### Task prompt:
In the listing below, pick out lines with "screenshot".

### Supplied data:
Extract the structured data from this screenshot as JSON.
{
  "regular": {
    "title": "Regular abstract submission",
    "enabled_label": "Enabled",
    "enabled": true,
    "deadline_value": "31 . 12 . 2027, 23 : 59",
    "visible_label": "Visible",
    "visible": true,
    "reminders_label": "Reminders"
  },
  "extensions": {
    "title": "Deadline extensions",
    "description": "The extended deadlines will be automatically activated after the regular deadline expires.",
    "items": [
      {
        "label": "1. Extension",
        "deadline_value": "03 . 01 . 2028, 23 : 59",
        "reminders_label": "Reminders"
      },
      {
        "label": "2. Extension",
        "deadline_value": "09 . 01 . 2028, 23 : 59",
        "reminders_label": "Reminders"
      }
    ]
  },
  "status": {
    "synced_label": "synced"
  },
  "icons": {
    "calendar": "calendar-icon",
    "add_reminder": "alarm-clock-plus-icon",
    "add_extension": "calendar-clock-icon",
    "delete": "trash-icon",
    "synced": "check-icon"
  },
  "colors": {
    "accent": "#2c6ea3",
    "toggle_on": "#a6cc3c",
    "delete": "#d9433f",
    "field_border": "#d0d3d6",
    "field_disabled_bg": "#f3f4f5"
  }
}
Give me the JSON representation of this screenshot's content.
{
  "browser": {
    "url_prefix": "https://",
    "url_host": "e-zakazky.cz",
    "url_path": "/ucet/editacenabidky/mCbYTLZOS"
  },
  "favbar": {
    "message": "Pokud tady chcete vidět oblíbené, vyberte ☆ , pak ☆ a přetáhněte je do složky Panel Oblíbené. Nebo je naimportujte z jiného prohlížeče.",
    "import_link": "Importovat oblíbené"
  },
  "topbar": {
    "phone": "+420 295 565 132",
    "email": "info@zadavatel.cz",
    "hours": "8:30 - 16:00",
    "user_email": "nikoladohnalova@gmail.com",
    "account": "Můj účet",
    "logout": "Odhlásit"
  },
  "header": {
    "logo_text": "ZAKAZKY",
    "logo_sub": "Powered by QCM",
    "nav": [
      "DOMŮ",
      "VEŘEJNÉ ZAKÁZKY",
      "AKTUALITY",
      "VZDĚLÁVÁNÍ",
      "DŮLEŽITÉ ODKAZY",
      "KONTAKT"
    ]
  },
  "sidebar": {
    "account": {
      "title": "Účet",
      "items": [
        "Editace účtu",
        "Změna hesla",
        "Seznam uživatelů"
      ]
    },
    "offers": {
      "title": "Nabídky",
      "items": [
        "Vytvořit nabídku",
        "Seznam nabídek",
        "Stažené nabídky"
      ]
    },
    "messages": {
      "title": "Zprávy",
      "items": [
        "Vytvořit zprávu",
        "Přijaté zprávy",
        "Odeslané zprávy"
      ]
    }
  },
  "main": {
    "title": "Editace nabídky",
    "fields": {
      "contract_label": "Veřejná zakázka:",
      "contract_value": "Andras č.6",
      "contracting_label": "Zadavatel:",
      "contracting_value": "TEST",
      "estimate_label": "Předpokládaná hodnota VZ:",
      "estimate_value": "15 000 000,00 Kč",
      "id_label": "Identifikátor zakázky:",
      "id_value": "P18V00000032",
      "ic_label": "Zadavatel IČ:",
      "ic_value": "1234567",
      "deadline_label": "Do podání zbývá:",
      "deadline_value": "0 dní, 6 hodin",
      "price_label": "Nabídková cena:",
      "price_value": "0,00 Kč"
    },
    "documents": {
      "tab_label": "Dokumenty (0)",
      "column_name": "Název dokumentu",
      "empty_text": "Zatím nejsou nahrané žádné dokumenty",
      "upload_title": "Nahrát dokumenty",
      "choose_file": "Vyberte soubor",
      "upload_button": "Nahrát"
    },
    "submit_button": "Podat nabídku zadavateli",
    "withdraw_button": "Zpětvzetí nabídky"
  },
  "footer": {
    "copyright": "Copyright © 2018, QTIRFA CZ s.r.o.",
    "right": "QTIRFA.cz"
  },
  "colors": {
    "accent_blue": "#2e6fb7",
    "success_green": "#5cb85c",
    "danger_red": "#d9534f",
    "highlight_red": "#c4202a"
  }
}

### Full response:
Extract the structured data from this screenshot as JSON.
Give me the JSON representation of this screenshot's content.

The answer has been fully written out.